Saved entries:
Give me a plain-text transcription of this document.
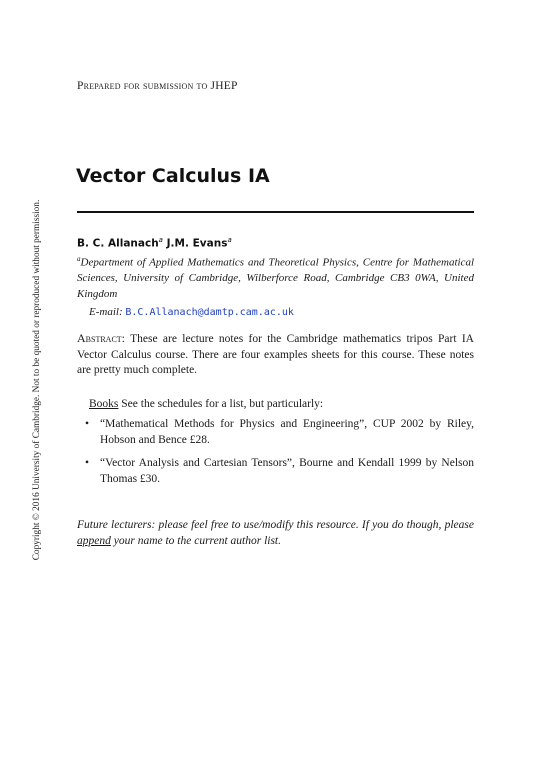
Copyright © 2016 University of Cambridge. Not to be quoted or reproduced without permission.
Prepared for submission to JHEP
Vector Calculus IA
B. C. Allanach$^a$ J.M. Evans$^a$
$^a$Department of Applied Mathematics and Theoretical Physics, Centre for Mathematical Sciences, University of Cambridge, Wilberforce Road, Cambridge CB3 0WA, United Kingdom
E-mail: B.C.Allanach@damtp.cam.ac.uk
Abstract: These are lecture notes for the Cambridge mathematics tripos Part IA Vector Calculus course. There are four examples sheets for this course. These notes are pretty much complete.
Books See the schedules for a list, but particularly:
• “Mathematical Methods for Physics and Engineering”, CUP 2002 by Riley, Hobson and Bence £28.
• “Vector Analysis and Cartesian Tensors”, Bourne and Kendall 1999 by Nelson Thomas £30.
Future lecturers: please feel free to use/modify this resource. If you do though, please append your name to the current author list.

§ Exercise details: Count the lines above that contain the word "University", and reply with only that number.

§ The solution: 2